Dataset entries
* * * * *

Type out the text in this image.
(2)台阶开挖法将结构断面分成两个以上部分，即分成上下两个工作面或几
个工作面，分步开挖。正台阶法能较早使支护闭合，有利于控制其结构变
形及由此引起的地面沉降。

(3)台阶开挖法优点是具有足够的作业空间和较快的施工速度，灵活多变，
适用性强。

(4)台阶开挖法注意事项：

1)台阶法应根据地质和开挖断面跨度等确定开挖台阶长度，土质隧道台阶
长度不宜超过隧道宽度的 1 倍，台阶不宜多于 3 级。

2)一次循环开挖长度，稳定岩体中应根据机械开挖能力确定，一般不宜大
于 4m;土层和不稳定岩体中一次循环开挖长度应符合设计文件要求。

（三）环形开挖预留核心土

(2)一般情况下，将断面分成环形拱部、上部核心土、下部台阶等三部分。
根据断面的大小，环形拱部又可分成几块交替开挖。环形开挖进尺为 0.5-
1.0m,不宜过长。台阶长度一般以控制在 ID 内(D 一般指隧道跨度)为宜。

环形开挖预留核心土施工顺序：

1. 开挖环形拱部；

* * * * *

:: What is needed ::
Write the data back out verbatim.

:: Task solution ::
Type out the text in this image.
(2)台阶开挖法将结构断面分成两个以上部分，即分成上下两个工作面或几
个工作面，分步开挖。正台阶法能较早使支护闭合，有利于控制其结构变
形及由此引起的地面沉降。

(3)台阶开挖法优点是具有足够的作业空间和较快的施工速度，灵活多变，
适用性强。

(4)台阶开挖法注意事项：

1)台阶法应根据地质和开挖断面跨度等确定开挖台阶长度，土质隧道台阶
长度不宜超过隧道宽度的 1 倍，台阶不宜多于 3 级。

2)一次循环开挖长度，稳定岩体中应根据机械开挖能力确定，一般不宜大
于 4m;土层和不稳定岩体中一次循环开挖长度应符合设计文件要求。

（三）环形开挖预留核心土

(2)一般情况下，将断面分成环形拱部、上部核心土、下部台阶等三部分。
根据断面的大小，环形拱部又可分成几块交替开挖。环形开挖进尺为 0.5-
1.0m,不宜过长。台阶长度一般以控制在 ID 内(D 一般指隧道跨度)为宜。

环形开挖预留核心土施工顺序：

1. 开挖环形拱部；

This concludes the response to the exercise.